Par ailleurs, il est plus que douteux que la Cour de cassation en ait décidé ainsi. Nous n’avons trouvé aucun arrêt en ce sens sur Légifrance. Dans son article intitulé « Courtoise, complaisances et usages non obligatoires devant la jurisprudence », et publié à la Revue trimestrielle de droit civil en 1914, Perreau avance l’exact contraire de ce que soutient la cour d’appel : « la jurisprudence reconnaît des effets juridiques importants et multiples à la courtoisie, à l’obligeance et aux usages non obligatoires par eux-mêmes »[3]. Selon l’auteur, la courtoisie n’est pas dépourvue de conséquences juridiques, même si elle ne donne pas naissance à des droits. Un peu plus loin, il indique « qu’on engage quelques fois (sic) sa responsabilité par le refus d’actes de courtoisie, de complaisance ou d’usage »[4]. S’en suivent des exemples surannés, et notamment une affaire belge dans laquelle une femme se plaignait que son nom ne figure pas dans un faire-part de décès, et qui obtint une indemnisation à ce titre. Il serait évidemment bien étonnant qu’on retienne aujourd’hui pareille solution. Mais ce qui nous intéresse est de voir que doctrine et jurisprudence sont en accord pour reconnaître que le non-respect d’une règle de politesse puisse constituer une faute ouvrant droit à des dommages-intérêts. On pourrait ainsi imaginer qu’un notaire doive indemniser un client parce qu’il l’a ridiculisé ou ouvertement méprisé devant l’autre partie lors de la signature d’un acte. Le préjudice moral qui résulte d’une telle situation ne fait guère de doute, à notre sens.

DONNÉES EXTRAITES -
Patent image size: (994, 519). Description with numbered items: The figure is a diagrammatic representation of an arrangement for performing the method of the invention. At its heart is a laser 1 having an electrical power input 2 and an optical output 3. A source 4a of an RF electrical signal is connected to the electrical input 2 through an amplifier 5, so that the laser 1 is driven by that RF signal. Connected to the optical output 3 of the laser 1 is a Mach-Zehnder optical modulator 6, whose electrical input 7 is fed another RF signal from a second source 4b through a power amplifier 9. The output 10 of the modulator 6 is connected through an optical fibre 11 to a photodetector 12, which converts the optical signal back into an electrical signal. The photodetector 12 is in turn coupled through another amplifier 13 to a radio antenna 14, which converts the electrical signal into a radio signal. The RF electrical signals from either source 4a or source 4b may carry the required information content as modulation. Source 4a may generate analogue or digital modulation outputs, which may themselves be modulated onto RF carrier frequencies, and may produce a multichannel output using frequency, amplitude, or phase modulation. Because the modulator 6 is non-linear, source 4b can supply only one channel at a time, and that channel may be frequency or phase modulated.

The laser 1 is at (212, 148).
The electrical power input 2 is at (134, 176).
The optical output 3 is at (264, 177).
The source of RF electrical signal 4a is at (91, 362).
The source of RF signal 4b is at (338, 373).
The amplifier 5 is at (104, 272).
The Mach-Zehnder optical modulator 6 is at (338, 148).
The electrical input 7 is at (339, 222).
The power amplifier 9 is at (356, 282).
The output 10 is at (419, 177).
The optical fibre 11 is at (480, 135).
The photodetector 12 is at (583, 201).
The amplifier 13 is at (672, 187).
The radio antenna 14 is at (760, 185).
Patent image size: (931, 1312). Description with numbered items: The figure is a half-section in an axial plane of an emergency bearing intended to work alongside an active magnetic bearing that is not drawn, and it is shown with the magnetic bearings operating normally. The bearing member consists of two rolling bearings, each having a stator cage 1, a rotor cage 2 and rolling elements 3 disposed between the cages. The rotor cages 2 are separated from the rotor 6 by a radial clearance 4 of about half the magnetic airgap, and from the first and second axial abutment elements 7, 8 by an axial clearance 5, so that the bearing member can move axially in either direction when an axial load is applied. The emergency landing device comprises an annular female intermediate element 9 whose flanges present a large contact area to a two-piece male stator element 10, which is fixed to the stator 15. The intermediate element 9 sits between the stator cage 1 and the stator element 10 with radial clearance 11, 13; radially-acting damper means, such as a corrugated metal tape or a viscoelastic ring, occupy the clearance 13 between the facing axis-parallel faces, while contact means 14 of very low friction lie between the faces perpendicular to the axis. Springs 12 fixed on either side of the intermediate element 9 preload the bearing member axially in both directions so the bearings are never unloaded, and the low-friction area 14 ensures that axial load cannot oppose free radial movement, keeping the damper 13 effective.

VOTRE CONSIGNE - D'après le texte source, dans quelle revue et en quelle année l'article de Perreau a-t-il paru ? Les données n'ont aucun rôle à jouer ici.

BONNE RÉPONSE - Dans la Revue trimestrielle de droit civil, en 1914.